Output the full material exactly as it appears here.

--- BEGIN Exercise inputs ---

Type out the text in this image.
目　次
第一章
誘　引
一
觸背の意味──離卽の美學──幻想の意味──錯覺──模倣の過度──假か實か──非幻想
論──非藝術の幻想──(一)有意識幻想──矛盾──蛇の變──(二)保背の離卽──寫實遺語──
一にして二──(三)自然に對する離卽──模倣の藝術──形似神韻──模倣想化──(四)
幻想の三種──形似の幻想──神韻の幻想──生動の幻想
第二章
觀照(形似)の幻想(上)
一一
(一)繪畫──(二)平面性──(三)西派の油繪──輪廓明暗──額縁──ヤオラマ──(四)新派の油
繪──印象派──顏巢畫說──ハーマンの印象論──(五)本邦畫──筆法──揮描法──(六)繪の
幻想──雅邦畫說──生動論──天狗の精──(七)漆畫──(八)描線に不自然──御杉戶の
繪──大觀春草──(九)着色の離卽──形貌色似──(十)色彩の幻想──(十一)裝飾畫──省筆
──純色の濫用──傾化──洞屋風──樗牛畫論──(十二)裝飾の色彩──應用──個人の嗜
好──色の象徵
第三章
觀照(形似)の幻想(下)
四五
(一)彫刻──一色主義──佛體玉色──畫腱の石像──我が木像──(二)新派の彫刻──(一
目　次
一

--- END Exercise inputs ---

Answer to this problem:
Type out the text in this image.
目　次
第一章
誘　引
一
觸背の意味──離卽の美學──幻想の意味──錯覺──模倣の過度──假か實か──非幻想
論──非藝術の幻想──(一)有意識幻想──矛盾──蛇の變──(二)保背の離卽──寫實遺語──
一にして二──(三)自然に對する離卽──模倣の藝術──形似神韻──模倣想化──(四)
幻想の三種──形似の幻想──神韻の幻想──生動の幻想
第二章
觀照(形似)の幻想(上)
一一
(一)繪畫──(二)平面性──(三)西派の油繪──輪廓明暗──額縁──ヤオラマ──(四)新派の油
繪──印象派──顏巢畫說──ハーマンの印象論──(五)本邦畫──筆法──揮描法──(六)繪の
幻想──雅邦畫說──生動論──天狗の精──(七)漆畫──(八)描線に不自然──御杉戶の
繪──大觀春草──(九)着色の離卽──形貌色似──(十)色彩の幻想──(十一)裝飾畫──省筆
──純色の濫用──傾化──洞屋風──樗牛畫論──(十二)裝飾の色彩──應用──個人の嗜
好──色の象徵
第三章
觀照(形似)の幻想(下)
四五
(一)彫刻──一色主義──佛體玉色──畫腱の石像──我が木像──(二)新派の彫刻──(一
目　次
一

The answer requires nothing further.